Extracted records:
════════

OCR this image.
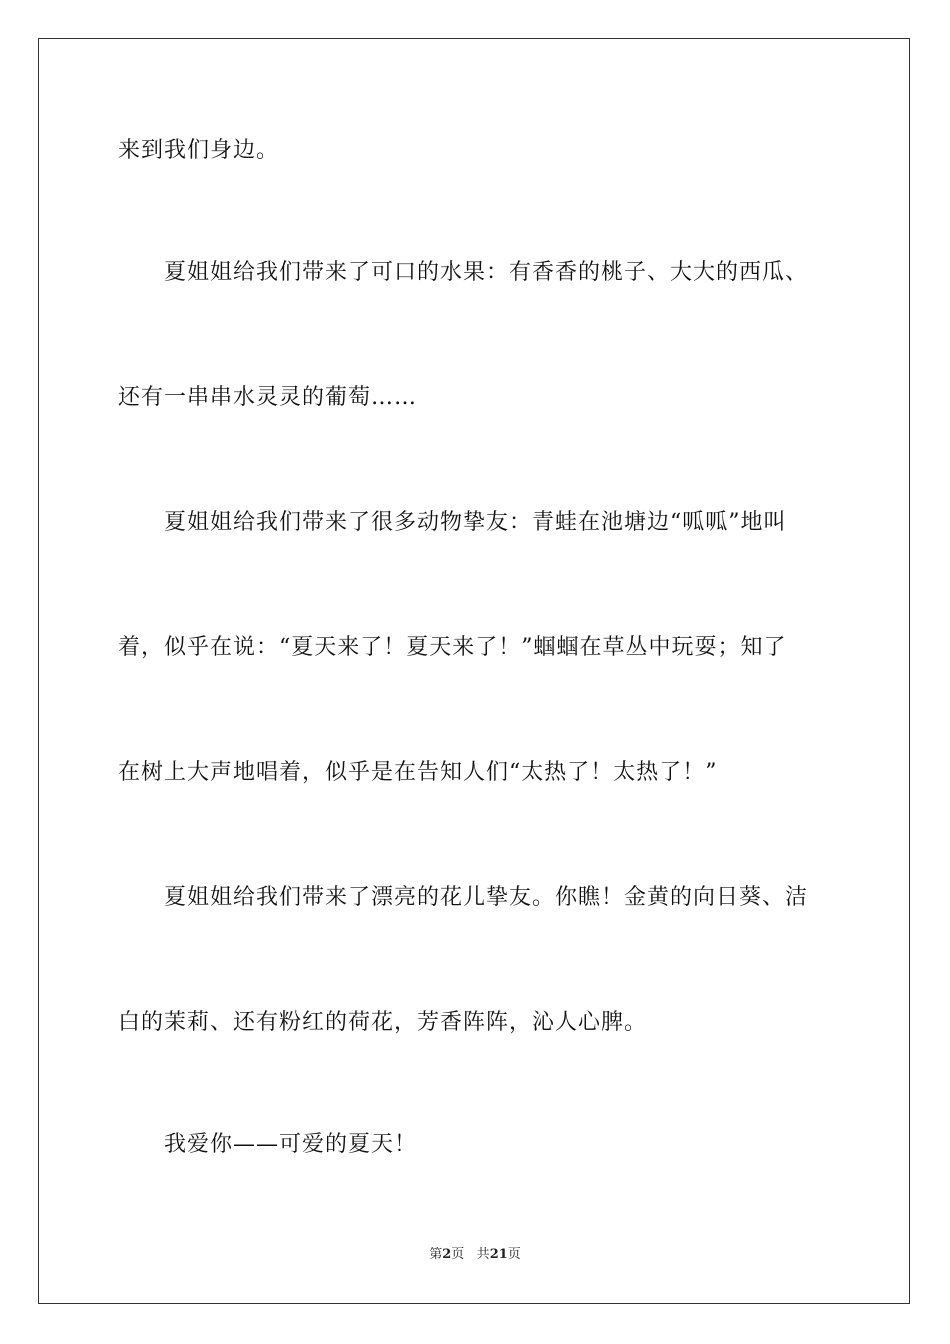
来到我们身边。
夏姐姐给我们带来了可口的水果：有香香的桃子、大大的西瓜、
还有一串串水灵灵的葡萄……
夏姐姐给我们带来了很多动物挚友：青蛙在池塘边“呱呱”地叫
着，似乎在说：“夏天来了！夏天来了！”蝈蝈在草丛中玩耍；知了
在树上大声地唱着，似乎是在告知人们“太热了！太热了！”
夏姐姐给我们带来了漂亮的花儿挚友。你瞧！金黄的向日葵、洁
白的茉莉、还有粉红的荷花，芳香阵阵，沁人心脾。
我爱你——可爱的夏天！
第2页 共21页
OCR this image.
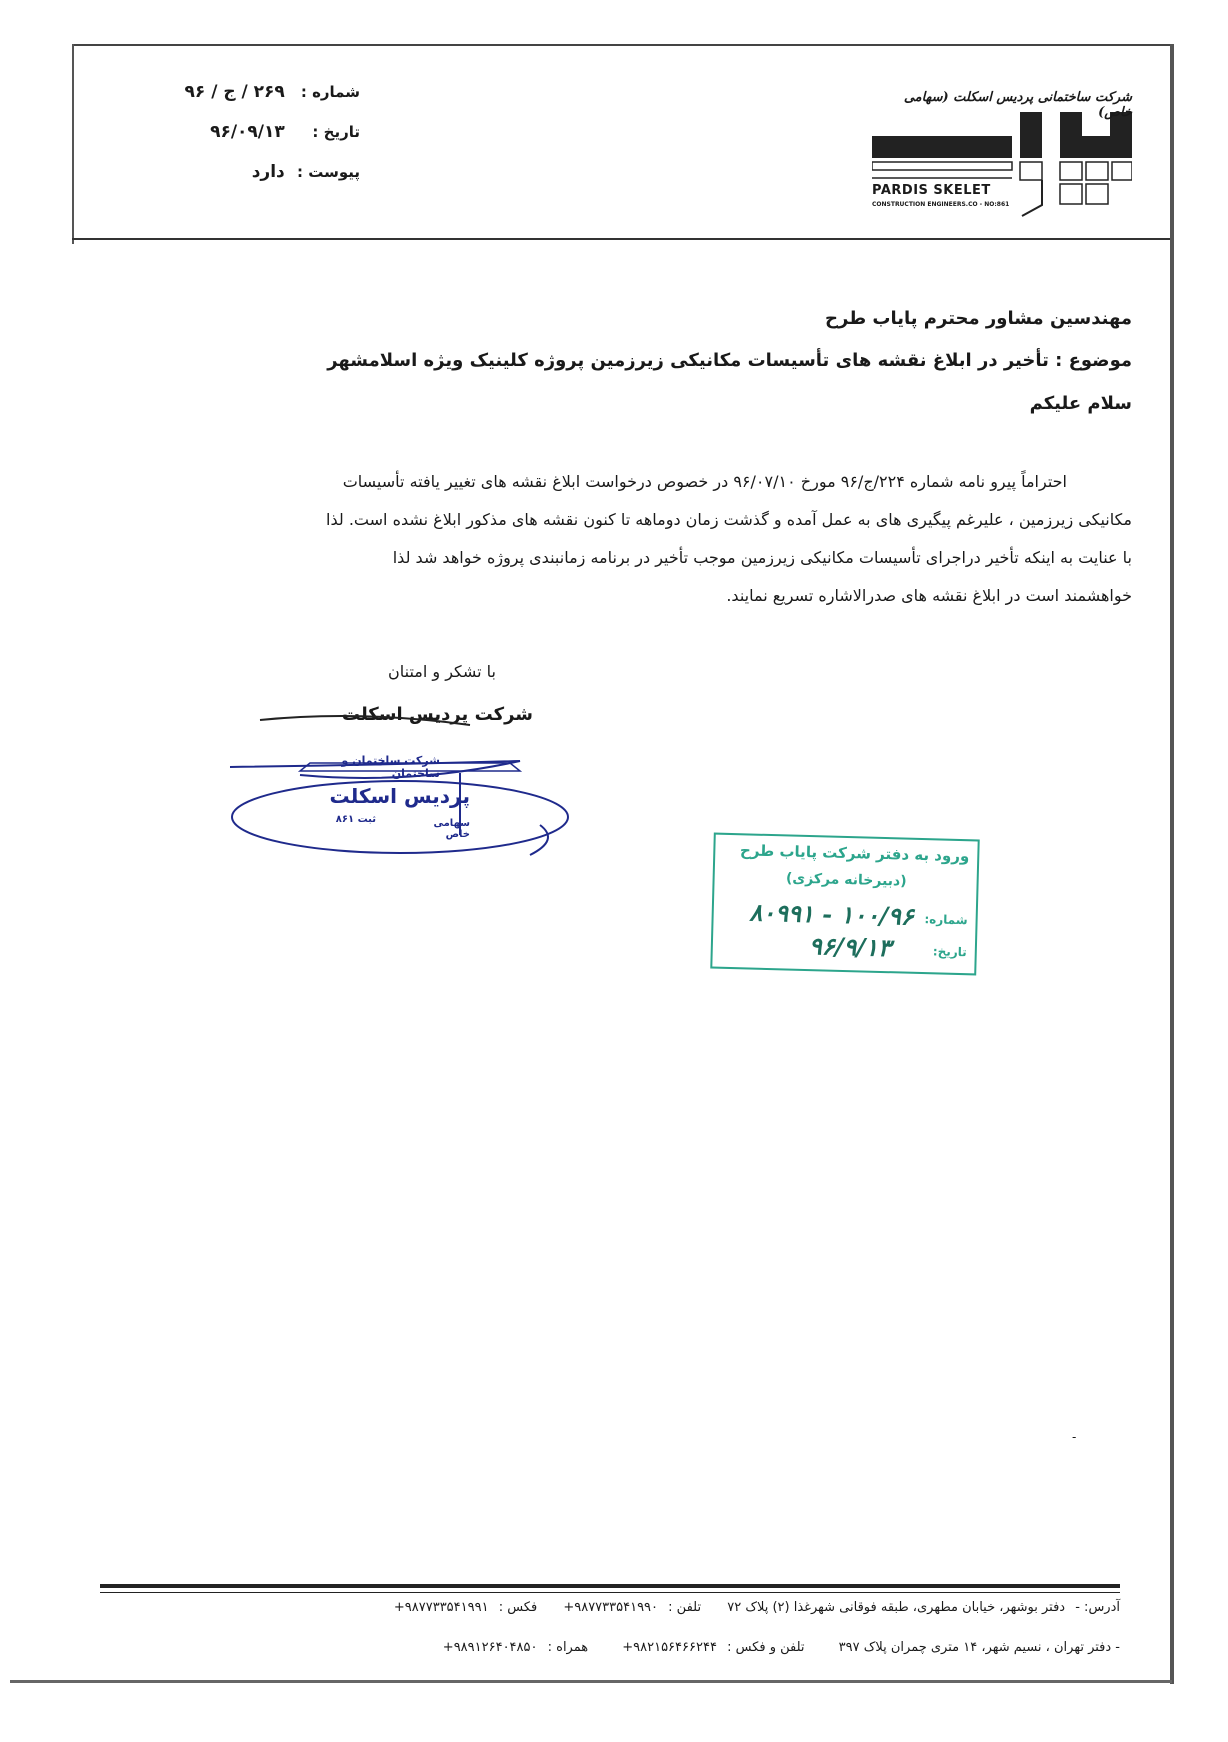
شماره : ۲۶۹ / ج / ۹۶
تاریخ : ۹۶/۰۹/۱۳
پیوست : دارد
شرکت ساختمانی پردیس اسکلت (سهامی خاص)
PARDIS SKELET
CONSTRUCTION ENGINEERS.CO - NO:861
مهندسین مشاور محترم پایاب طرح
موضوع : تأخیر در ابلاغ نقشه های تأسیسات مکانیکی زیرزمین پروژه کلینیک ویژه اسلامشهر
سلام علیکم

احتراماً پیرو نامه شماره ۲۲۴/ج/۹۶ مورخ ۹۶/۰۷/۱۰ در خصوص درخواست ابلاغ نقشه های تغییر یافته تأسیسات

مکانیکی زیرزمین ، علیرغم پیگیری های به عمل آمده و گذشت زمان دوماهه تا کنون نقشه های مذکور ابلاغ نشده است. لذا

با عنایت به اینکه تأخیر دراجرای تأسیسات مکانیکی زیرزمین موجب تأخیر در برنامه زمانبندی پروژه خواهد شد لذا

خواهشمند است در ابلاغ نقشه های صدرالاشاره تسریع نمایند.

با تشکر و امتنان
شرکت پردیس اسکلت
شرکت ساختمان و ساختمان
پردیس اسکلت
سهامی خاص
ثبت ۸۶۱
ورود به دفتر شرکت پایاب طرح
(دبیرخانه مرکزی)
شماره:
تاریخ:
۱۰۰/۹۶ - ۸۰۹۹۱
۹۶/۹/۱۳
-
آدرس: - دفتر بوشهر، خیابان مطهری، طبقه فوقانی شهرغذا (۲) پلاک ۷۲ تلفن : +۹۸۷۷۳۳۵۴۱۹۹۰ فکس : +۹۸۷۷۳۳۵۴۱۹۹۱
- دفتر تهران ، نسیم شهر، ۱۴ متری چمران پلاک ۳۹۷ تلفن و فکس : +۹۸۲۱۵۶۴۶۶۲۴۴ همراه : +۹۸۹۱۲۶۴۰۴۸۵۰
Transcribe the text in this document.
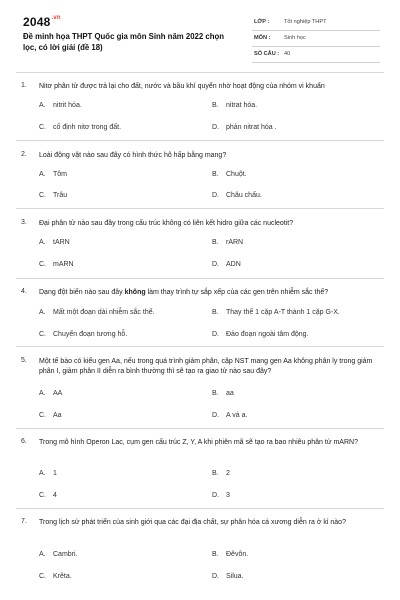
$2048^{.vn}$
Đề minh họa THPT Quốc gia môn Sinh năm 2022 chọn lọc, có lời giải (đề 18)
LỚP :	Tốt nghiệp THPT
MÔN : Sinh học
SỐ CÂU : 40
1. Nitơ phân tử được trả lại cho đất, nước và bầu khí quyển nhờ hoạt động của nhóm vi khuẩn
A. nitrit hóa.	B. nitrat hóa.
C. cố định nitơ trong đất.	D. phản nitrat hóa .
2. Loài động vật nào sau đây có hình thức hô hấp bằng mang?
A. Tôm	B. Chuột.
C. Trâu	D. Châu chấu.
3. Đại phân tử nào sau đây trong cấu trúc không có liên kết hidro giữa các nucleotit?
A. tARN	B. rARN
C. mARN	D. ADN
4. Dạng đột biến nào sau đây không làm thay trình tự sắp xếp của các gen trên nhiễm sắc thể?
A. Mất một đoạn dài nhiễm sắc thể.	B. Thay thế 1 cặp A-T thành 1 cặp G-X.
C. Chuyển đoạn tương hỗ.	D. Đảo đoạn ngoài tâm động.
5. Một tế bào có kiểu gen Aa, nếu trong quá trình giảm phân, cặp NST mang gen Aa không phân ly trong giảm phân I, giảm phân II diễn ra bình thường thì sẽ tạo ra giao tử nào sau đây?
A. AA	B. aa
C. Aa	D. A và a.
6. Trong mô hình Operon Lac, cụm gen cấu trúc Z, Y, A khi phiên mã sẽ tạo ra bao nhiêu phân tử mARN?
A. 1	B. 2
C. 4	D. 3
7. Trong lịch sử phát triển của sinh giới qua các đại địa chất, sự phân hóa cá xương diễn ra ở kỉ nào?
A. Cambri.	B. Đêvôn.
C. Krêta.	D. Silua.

════════

▶ _What you need to do_: Search the entries for the word "hình" and copy every line that has it.

▶ _Expected answer_:
2. Loài động vật nào sau đây có hình thức hô hấp bằng mang?
6. Trong mô hình Operon Lac, cụm gen cấu trúc Z, Y, A khi phiên mã sẽ tạo ra bao nhiêu phân tử mARN?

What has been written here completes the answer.